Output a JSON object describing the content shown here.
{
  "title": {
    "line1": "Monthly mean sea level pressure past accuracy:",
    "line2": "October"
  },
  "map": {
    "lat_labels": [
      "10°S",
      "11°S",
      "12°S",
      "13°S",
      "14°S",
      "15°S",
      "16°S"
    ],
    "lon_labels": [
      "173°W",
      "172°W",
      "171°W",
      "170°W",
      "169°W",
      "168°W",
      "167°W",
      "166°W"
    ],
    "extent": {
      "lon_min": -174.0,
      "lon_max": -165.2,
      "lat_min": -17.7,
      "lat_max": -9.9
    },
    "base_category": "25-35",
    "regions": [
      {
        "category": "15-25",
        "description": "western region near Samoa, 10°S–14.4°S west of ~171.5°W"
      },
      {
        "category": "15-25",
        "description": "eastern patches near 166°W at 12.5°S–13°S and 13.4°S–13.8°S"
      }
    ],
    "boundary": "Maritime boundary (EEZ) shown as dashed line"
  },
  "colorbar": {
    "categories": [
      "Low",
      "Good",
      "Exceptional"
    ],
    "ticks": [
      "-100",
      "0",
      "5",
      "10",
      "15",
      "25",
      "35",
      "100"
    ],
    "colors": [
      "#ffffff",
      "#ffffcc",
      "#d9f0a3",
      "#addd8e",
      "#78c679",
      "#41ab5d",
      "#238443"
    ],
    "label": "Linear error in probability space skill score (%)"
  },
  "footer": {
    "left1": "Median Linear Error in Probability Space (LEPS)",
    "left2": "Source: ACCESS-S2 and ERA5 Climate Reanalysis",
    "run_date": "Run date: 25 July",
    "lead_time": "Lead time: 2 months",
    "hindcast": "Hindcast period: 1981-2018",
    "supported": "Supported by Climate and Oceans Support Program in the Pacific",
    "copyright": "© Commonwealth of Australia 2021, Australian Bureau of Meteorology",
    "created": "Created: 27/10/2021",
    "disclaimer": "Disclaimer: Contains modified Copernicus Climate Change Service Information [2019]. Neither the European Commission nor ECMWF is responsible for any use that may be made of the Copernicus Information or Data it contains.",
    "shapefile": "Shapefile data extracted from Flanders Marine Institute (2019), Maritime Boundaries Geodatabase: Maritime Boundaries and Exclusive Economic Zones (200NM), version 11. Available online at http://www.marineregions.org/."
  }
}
□ □ □ □ □
What is required: All lines that include "description" are to be gathered and copied.

Task answer:
        "description": "western region near Samoa, 10°S–14.4°S west of ~171.5°W"
        "description": "eastern patches near 166°W at 12.5°S–13°S and 13.4°S–13.8°S"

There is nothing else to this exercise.